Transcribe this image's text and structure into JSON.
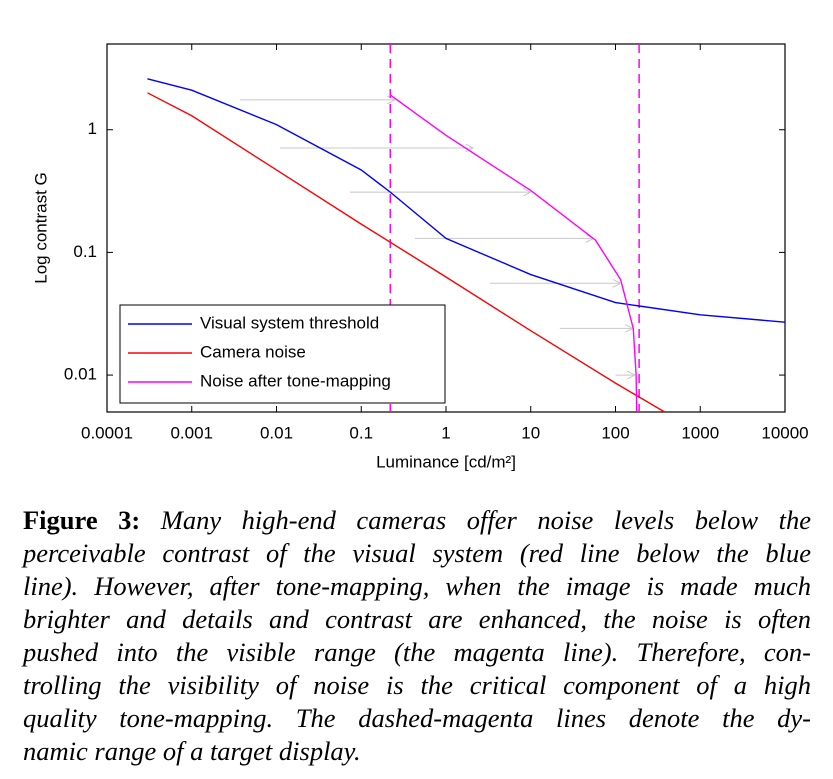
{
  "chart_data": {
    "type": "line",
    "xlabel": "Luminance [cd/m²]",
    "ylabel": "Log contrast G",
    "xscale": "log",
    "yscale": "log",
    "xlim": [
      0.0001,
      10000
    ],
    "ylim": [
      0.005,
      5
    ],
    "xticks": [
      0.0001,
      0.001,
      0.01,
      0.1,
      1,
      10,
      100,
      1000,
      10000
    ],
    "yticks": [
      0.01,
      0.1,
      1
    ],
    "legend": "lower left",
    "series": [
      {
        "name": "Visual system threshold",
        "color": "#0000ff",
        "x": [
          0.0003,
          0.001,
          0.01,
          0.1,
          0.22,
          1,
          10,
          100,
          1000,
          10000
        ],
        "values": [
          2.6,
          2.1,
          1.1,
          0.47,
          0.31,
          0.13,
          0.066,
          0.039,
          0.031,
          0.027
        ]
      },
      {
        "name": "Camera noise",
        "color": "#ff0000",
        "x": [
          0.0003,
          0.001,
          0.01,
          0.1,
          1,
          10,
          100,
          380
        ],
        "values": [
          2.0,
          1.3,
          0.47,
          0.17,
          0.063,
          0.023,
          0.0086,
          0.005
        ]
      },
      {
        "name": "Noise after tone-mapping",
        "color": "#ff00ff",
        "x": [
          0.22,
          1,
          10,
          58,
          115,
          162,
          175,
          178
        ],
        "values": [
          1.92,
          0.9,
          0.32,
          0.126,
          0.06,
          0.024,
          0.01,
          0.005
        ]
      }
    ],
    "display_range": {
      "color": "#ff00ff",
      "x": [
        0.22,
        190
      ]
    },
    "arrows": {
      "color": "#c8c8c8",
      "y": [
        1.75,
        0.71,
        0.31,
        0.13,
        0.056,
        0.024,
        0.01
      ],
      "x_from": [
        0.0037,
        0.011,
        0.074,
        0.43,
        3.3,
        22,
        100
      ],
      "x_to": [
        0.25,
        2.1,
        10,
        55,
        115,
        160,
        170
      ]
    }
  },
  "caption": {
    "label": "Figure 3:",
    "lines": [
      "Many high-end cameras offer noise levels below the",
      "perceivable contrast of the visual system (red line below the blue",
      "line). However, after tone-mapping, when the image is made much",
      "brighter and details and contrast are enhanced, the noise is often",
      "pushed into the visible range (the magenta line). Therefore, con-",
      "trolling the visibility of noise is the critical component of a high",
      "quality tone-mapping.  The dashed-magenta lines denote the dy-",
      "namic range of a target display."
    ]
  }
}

|---|

● **What the task asks**: Omit the pictures and reproduce the listing exactly.

● **Response to the task**:
Transcribe this image's text and structure into JSON.
{
  "chart_data": {
    "type": "line",
    "xlabel": "Luminance [cd/m²]",
    "ylabel": "Log contrast G",
    "xscale": "log",
    "yscale": "log",
    "xlim": [
      0.0001,
      10000
    ],
    "ylim": [
      0.005,
      5
    ],
    "xticks": [
      0.0001,
      0.001,
      0.01,
      0.1,
      1,
      10,
      100,
      1000,
      10000
    ],
    "yticks": [
      0.01,
      0.1,
      1
    ],
    "legend": "lower left",
    "series": [
      {
        "name": "Visual system threshold",
        "color": "#0000ff",
        "x": [
          0.0003,
          0.001,
          0.01,
          0.1,
          0.22,
          1,
          10,
          100,
          1000,
          10000
        ],
        "values": [
          2.6,
          2.1,
          1.1,
          0.47,
          0.31,
          0.13,
          0.066,
          0.039,
          0.031,
          0.027
        ]
      },
      {
        "name": "Camera noise",
        "color": "#ff0000",
        "x": [
          0.0003,
          0.001,
          0.01,
          0.1,
          1,
          10,
          100,
          380
        ],
        "values": [
          2.0,
          1.3,
          0.47,
          0.17,
          0.063,
          0.023,
          0.0086,
          0.005
        ]
      },
      {
        "name": "Noise after tone-mapping",
        "color": "#ff00ff",
        "x": [
          0.22,
          1,
          10,
          58,
          115,
          162,
          175,
          178
        ],
        "values": [
          1.92,
          0.9,
          0.32,
          0.126,
          0.06,
          0.024,
          0.01,
          0.005
        ]
      }
    ],
    "display_range": {
      "color": "#ff00ff",
      "x": [
        0.22,
        190
      ]
    },
    "arrows": {
      "color": "#c8c8c8",
      "y": [
        1.75,
        0.71,
        0.31,
        0.13,
        0.056,
        0.024,
        0.01
      ],
      "x_from": [
        0.0037,
        0.011,
        0.074,
        0.43,
        3.3,
        22,
        100
      ],
      "x_to": [
        0.25,
        2.1,
        10,
        55,
        115,
        160,
        170
      ]
    }
  },
  "caption": {
    "label": "Figure 3:",
    "lines": [
      "Many high-end cameras offer noise levels below the",
      "perceivable contrast of the visual system (red line below the blue",
      "line). However, after tone-mapping, when the image is made much",
      "brighter and details and contrast are enhanced, the noise is often",
      "pushed into the visible range (the magenta line). Therefore, con-",
      "trolling the visibility of noise is the critical component of a high",
      "quality tone-mapping.  The dashed-magenta lines denote the dy-",
      "namic range of a target display."
    ]
  }
}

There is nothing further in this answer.